(Items listed in a dataset)
* * *
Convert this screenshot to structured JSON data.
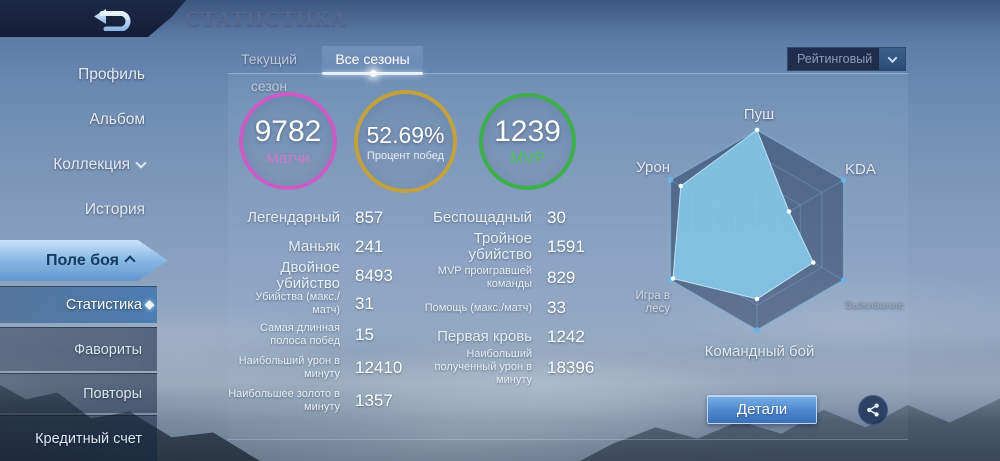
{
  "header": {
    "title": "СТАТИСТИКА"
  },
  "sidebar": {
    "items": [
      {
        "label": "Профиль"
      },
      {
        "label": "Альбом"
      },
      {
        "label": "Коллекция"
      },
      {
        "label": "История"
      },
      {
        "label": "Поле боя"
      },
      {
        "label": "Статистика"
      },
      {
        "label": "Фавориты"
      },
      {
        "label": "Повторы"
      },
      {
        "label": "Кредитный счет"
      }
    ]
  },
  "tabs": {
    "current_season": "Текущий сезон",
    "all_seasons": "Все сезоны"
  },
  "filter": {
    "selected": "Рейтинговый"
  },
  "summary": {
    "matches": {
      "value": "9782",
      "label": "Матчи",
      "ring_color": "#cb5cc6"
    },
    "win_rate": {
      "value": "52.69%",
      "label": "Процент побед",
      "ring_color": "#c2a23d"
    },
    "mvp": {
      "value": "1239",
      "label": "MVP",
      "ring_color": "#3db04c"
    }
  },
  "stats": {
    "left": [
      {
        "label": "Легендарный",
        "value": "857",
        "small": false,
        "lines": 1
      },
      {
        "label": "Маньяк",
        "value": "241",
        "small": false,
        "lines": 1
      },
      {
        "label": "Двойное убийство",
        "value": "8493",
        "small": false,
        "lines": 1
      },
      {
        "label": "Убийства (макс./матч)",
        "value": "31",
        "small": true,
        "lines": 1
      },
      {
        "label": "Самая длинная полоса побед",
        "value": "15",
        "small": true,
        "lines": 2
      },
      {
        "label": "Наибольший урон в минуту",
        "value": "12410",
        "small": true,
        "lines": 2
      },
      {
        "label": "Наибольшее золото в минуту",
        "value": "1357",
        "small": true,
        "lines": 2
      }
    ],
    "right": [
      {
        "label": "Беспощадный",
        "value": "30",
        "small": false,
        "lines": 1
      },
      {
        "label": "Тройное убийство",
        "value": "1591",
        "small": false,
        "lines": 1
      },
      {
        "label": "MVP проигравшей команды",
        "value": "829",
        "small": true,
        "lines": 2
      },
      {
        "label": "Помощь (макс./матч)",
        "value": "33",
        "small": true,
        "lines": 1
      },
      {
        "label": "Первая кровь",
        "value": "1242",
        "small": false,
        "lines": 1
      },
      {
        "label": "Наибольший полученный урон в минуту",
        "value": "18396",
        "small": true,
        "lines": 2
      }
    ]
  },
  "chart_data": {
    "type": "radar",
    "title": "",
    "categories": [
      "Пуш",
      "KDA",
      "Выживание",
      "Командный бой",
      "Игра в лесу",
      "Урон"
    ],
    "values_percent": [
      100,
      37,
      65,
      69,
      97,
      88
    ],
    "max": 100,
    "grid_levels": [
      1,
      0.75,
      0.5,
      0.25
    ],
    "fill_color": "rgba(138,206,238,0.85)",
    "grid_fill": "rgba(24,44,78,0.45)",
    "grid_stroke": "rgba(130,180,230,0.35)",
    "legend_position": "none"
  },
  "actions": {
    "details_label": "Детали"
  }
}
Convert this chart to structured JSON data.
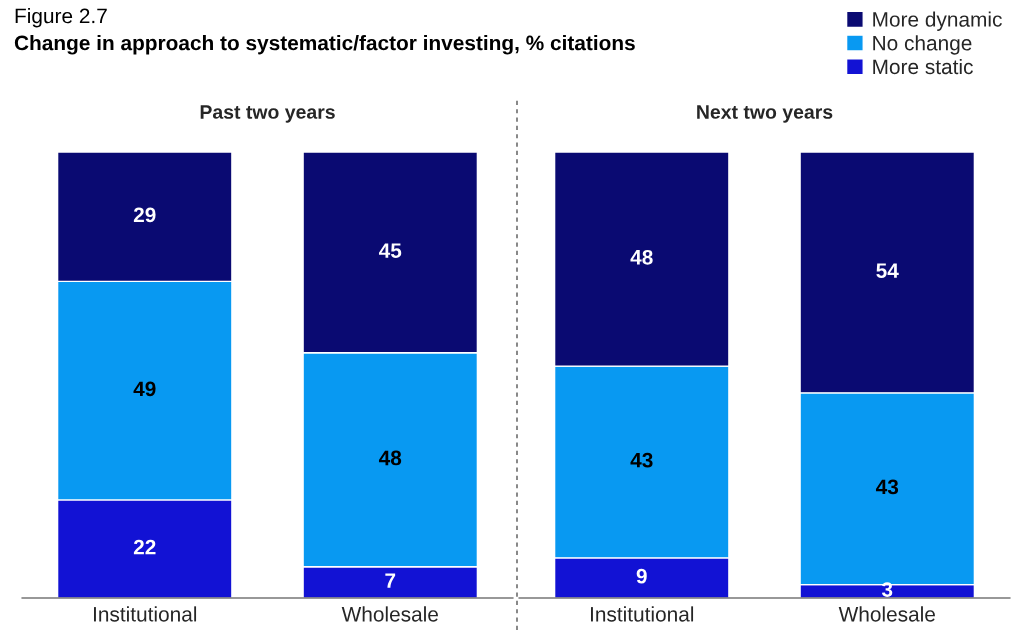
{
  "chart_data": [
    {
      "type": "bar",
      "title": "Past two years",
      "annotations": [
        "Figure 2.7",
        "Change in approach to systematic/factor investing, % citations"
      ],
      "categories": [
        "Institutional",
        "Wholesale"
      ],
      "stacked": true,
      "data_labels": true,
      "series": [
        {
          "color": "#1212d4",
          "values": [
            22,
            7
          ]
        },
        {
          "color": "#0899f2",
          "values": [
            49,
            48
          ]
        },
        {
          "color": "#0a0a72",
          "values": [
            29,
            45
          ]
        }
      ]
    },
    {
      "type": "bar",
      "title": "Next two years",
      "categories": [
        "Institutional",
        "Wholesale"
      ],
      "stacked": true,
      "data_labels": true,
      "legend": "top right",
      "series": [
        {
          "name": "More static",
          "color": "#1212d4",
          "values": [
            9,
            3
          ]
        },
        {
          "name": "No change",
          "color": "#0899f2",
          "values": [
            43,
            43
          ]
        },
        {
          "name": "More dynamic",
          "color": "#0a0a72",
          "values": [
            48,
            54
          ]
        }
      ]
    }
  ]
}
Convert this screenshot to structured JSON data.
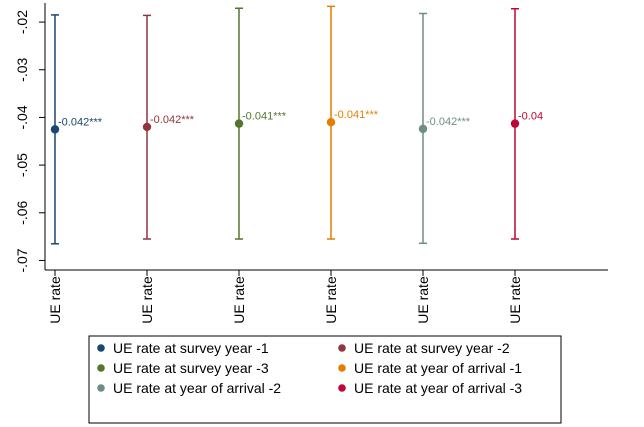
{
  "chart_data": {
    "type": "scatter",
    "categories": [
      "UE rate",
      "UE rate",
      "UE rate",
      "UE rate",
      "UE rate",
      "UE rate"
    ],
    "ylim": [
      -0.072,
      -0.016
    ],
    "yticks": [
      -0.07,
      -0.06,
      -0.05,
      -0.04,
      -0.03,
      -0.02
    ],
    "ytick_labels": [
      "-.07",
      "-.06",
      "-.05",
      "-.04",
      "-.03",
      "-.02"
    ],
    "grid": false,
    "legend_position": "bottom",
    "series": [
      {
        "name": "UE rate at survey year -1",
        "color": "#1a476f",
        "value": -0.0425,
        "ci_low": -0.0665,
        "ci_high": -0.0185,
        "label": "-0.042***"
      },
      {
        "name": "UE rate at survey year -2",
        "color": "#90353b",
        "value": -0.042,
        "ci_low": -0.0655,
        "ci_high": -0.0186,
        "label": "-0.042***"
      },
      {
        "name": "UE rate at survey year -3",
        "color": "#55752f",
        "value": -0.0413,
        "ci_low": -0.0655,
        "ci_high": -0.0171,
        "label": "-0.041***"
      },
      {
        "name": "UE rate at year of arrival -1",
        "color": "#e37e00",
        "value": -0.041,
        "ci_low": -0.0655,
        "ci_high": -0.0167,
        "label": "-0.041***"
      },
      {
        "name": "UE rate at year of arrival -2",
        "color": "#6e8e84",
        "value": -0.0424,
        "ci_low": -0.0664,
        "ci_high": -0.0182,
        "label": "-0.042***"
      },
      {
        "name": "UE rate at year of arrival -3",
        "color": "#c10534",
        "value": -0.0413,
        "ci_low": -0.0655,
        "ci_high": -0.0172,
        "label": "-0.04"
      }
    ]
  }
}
* * *
*Task details*
Exclude all images and restate the records above word for word.

*Response to this task*
Convert this screenshot to structured JSON data.
{
  "header": {
    "title": "СТАТИСТИКА"
  },
  "sidebar": {
    "items": [
      {
        "label": "Профиль"
      },
      {
        "label": "Альбом"
      },
      {
        "label": "Коллекция"
      },
      {
        "label": "История"
      },
      {
        "label": "Поле боя"
      },
      {
        "label": "Статистика"
      },
      {
        "label": "Фавориты"
      },
      {
        "label": "Повторы"
      },
      {
        "label": "Кредитный счет"
      }
    ]
  },
  "tabs": {
    "current_season": "Текущий сезон",
    "all_seasons": "Все сезоны"
  },
  "filter": {
    "selected": "Рейтинговый"
  },
  "summary": {
    "matches": {
      "value": "9782",
      "label": "Матчи",
      "ring_color": "#cb5cc6"
    },
    "win_rate": {
      "value": "52.69%",
      "label": "Процент побед",
      "ring_color": "#c2a23d"
    },
    "mvp": {
      "value": "1239",
      "label": "MVP",
      "ring_color": "#3db04c"
    }
  },
  "stats": {
    "left": [
      {
        "label": "Легендарный",
        "value": "857",
        "small": false,
        "lines": 1
      },
      {
        "label": "Маньяк",
        "value": "241",
        "small": false,
        "lines": 1
      },
      {
        "label": "Двойное убийство",
        "value": "8493",
        "small": false,
        "lines": 1
      },
      {
        "label": "Убийства (макс./матч)",
        "value": "31",
        "small": true,
        "lines": 1
      },
      {
        "label": "Самая длинная полоса побед",
        "value": "15",
        "small": true,
        "lines": 2
      },
      {
        "label": "Наибольший урон в минуту",
        "value": "12410",
        "small": true,
        "lines": 2
      },
      {
        "label": "Наибольшее золото в минуту",
        "value": "1357",
        "small": true,
        "lines": 2
      }
    ],
    "right": [
      {
        "label": "Беспощадный",
        "value": "30",
        "small": false,
        "lines": 1
      },
      {
        "label": "Тройное убийство",
        "value": "1591",
        "small": false,
        "lines": 1
      },
      {
        "label": "MVP проигравшей команды",
        "value": "829",
        "small": true,
        "lines": 2
      },
      {
        "label": "Помощь (макс./матч)",
        "value": "33",
        "small": true,
        "lines": 1
      },
      {
        "label": "Первая кровь",
        "value": "1242",
        "small": false,
        "lines": 1
      },
      {
        "label": "Наибольший полученный урон в минуту",
        "value": "18396",
        "small": true,
        "lines": 2
      }
    ]
  },
  "chart_data": {
    "type": "radar",
    "title": "",
    "categories": [
      "Пуш",
      "KDA",
      "Выживание",
      "Командный бой",
      "Игра в лесу",
      "Урон"
    ],
    "values_percent": [
      100,
      37,
      65,
      69,
      97,
      88
    ],
    "max": 100,
    "grid_levels": [
      1,
      0.75,
      0.5,
      0.25
    ],
    "fill_color": "rgba(138,206,238,0.85)",
    "grid_fill": "rgba(24,44,78,0.45)",
    "grid_stroke": "rgba(130,180,230,0.35)",
    "legend_position": "none"
  },
  "actions": {
    "details_label": "Детали"
  }
}
Convert this chart to structured JSON data.
{
  "chart_data": [
    {
      "type": "bar",
      "title": "Past two years",
      "annotations": [
        "Figure 2.7",
        "Change in approach to systematic/factor investing, % citations"
      ],
      "categories": [
        "Institutional",
        "Wholesale"
      ],
      "stacked": true,
      "data_labels": true,
      "series": [
        {
          "color": "#1212d4",
          "values": [
            22,
            7
          ]
        },
        {
          "color": "#0899f2",
          "values": [
            49,
            48
          ]
        },
        {
          "color": "#0a0a72",
          "values": [
            29,
            45
          ]
        }
      ]
    },
    {
      "type": "bar",
      "title": "Next two years",
      "categories": [
        "Institutional",
        "Wholesale"
      ],
      "stacked": true,
      "data_labels": true,
      "legend": "top right",
      "series": [
        {
          "name": "More static",
          "color": "#1212d4",
          "values": [
            9,
            3
          ]
        },
        {
          "name": "No change",
          "color": "#0899f2",
          "values": [
            43,
            43
          ]
        },
        {
          "name": "More dynamic",
          "color": "#0a0a72",
          "values": [
            48,
            54
          ]
        }
      ]
    }
  ]
}
Convert this screenshot to structured JSON data.
{
  "chart_data": {
    "type": "scatter",
    "categories": [
      "UE rate",
      "UE rate",
      "UE rate",
      "UE rate",
      "UE rate",
      "UE rate"
    ],
    "ylim": [
      -0.072,
      -0.016
    ],
    "yticks": [
      -0.07,
      -0.06,
      -0.05,
      -0.04,
      -0.03,
      -0.02
    ],
    "ytick_labels": [
      "-.07",
      "-.06",
      "-.05",
      "-.04",
      "-.03",
      "-.02"
    ],
    "grid": false,
    "legend_position": "bottom",
    "series": [
      {
        "name": "UE rate at survey year -1",
        "color": "#1a476f",
        "value": -0.0425,
        "ci_low": -0.0665,
        "ci_high": -0.0185,
        "label": "-0.042***"
      },
      {
        "name": "UE rate at survey year -2",
        "color": "#90353b",
        "value": -0.042,
        "ci_low": -0.0655,
        "ci_high": -0.0186,
        "label": "-0.042***"
      },
      {
        "name": "UE rate at survey year -3",
        "color": "#55752f",
        "value": -0.0413,
        "ci_low": -0.0655,
        "ci_high": -0.0171,
        "label": "-0.041***"
      },
      {
        "name": "UE rate at year of arrival -1",
        "color": "#e37e00",
        "value": -0.041,
        "ci_low": -0.0655,
        "ci_high": -0.0167,
        "label": "-0.041***"
      },
      {
        "name": "UE rate at year of arrival -2",
        "color": "#6e8e84",
        "value": -0.0424,
        "ci_low": -0.0664,
        "ci_high": -0.0182,
        "label": "-0.042***"
      },
      {
        "name": "UE rate at year of arrival -3",
        "color": "#c10534",
        "value": -0.0413,
        "ci_low": -0.0655,
        "ci_high": -0.0172,
        "label": "-0.04"
      }
    ]
  }
}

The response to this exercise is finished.